» WRITTEN INSTRUCTION
From the records below, pick out every line containing the string "backscatter" and copy each one in full. Treat the match as case-sensitive.

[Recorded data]

····················

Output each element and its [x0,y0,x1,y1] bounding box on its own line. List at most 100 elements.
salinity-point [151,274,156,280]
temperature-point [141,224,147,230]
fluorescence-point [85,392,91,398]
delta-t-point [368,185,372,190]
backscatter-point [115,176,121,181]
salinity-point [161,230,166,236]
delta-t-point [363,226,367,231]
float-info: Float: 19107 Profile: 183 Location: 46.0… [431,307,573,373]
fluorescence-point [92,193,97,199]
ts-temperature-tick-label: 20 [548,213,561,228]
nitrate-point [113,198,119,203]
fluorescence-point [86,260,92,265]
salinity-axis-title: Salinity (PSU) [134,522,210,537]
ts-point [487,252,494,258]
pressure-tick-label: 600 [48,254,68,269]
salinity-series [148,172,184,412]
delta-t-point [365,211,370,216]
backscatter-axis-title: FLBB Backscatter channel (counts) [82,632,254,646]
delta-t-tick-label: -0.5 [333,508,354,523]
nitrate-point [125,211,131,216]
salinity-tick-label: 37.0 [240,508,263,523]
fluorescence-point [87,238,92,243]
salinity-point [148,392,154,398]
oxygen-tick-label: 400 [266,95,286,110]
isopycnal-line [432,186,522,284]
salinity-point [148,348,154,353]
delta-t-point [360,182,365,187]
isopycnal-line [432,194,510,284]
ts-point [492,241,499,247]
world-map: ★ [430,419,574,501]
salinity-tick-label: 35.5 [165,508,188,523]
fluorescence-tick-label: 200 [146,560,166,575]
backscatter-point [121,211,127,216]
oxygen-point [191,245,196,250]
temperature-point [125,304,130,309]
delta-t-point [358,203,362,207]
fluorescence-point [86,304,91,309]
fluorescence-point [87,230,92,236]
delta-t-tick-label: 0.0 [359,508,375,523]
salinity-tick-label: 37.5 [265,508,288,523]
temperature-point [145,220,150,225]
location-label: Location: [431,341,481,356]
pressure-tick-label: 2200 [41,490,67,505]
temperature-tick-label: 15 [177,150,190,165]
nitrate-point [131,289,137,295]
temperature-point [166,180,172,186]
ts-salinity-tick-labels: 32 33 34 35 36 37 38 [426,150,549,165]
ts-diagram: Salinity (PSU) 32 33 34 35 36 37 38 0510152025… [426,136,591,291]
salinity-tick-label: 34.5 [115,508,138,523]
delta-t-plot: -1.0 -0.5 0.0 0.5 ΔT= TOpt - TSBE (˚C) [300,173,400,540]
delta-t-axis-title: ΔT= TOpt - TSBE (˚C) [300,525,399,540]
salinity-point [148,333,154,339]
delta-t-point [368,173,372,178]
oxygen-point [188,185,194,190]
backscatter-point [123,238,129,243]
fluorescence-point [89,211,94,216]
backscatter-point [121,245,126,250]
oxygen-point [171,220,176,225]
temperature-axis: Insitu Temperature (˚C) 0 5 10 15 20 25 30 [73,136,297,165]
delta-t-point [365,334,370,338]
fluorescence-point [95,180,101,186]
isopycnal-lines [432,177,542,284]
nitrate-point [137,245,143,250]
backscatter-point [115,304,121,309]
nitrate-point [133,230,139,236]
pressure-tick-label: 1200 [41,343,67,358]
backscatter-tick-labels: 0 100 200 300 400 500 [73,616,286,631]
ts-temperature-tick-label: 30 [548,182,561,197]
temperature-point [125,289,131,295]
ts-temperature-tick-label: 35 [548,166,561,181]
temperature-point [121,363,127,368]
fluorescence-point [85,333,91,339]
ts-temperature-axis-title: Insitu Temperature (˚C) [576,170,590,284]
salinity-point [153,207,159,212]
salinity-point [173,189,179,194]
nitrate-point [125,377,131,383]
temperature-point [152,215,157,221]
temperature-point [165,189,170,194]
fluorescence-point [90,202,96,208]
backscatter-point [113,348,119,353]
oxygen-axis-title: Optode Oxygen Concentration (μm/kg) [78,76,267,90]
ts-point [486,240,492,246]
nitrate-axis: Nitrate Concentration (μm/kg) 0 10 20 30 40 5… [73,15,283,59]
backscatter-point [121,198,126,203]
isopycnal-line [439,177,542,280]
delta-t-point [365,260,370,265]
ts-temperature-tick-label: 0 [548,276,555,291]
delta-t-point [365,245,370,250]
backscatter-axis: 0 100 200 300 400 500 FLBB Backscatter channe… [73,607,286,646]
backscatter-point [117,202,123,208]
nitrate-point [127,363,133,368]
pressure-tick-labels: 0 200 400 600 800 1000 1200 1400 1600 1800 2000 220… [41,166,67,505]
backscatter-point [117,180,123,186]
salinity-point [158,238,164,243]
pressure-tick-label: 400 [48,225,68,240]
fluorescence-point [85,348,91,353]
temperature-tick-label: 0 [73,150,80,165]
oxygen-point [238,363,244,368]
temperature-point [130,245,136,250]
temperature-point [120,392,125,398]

····················

» ANSWER FOR THIS EXERCISE
backscatter-point [115,176,121,181]
backscatter-axis-title: FLBB Backscatter channel (counts) [82,632,254,646]
backscatter-point [121,211,127,216]
backscatter-point [123,238,129,243]
backscatter-point [121,245,126,250]
backscatter-point [115,304,121,309]
backscatter-tick-labels: 0 100 200 300 400 500 [73,616,286,631]
backscatter-point [113,348,119,353]
backscatter-point [121,198,126,203]
backscatter-axis: 0 100 200 300 400 500 FLBB Backscatter channe… [73,607,286,646]
backscatter-point [117,202,123,208]
backscatter-point [117,180,123,186]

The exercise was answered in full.